• **Work to complete**
In the material below, count the lines with the word "trouble" and state that number only.

• **Record extracts**
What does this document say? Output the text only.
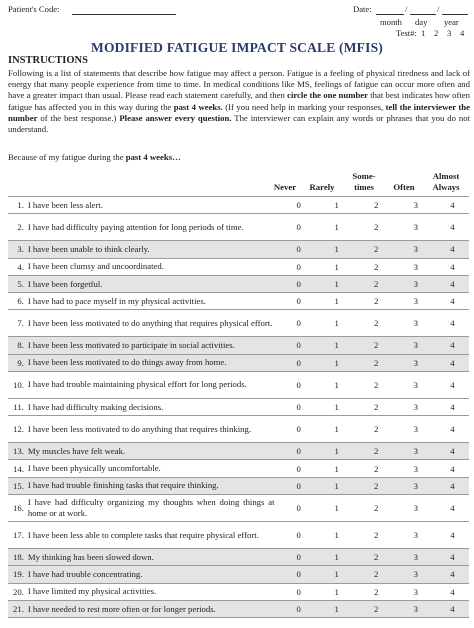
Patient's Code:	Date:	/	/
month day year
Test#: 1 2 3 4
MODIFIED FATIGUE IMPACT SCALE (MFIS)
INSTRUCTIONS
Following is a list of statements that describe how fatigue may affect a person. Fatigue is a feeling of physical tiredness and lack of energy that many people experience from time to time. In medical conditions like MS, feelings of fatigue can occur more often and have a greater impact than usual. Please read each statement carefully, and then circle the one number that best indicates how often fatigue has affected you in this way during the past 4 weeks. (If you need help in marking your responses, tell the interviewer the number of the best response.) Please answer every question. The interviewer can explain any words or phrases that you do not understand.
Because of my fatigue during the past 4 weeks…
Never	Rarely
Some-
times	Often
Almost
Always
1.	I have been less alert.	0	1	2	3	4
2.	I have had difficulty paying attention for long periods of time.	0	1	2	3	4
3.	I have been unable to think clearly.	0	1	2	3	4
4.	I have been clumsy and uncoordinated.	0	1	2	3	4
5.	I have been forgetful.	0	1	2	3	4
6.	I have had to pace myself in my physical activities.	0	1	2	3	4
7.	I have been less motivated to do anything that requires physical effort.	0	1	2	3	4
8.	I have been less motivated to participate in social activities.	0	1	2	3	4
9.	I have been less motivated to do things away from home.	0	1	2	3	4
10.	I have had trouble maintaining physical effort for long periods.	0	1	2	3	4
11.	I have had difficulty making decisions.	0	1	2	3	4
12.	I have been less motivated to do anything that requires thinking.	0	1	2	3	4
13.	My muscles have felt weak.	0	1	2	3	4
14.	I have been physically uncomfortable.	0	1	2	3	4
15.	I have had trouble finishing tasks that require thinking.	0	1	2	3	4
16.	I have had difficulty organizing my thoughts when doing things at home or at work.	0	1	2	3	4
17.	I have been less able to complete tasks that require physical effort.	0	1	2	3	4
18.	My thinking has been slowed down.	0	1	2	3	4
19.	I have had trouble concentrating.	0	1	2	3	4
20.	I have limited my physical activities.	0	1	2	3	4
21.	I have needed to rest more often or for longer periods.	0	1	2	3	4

• **Exercise result**
3